§ AIM
Compute the number of lines that include the string "bloqueio", then output that number and nothing else.

— BEGIN INPUT FOR THIS TASK —

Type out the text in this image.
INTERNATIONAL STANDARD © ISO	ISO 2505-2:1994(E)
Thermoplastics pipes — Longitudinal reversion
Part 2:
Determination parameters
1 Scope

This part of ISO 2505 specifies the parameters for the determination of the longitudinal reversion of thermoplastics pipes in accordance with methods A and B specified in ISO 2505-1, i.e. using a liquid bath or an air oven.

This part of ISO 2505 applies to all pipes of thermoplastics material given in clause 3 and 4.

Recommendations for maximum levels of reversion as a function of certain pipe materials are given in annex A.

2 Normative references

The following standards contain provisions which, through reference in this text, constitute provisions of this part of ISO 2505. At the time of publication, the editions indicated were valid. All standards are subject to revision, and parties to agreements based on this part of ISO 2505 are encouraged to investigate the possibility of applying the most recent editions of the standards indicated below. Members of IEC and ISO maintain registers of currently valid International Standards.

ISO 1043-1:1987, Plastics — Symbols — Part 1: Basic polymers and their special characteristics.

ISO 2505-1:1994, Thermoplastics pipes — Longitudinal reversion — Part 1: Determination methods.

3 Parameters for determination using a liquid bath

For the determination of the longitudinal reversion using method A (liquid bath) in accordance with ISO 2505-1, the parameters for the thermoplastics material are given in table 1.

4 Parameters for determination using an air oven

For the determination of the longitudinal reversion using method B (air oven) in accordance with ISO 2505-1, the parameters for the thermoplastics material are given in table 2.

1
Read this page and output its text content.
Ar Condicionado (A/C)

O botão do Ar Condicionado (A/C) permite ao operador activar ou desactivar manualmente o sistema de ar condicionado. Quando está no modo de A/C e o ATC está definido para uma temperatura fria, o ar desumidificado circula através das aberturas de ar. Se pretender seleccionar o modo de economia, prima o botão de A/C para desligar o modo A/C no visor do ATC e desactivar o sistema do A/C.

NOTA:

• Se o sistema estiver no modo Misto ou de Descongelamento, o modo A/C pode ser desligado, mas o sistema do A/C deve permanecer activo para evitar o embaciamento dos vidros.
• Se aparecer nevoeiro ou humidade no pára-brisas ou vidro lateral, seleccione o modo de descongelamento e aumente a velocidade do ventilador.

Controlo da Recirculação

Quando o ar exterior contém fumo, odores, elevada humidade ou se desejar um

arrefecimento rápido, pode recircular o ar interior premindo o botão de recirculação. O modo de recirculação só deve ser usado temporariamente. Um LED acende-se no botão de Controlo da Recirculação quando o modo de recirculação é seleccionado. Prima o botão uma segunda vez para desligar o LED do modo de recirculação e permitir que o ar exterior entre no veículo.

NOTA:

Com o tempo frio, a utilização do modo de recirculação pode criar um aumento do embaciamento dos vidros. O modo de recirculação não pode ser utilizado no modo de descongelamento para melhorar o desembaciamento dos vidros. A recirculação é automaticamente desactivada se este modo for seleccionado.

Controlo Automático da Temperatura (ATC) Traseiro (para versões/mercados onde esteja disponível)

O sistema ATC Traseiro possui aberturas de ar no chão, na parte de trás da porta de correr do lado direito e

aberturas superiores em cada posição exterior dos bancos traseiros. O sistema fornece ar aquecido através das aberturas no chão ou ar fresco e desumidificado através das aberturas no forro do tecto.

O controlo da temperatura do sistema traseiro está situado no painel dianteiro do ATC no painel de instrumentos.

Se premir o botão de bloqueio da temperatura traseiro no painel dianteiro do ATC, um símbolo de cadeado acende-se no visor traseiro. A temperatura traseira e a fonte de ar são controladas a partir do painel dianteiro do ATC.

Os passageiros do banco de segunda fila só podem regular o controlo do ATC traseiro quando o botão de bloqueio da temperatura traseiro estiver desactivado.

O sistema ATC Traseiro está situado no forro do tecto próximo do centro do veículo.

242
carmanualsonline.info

— END INPUT FOR THIS TASK —

§ WRITTEN RESPONSE
2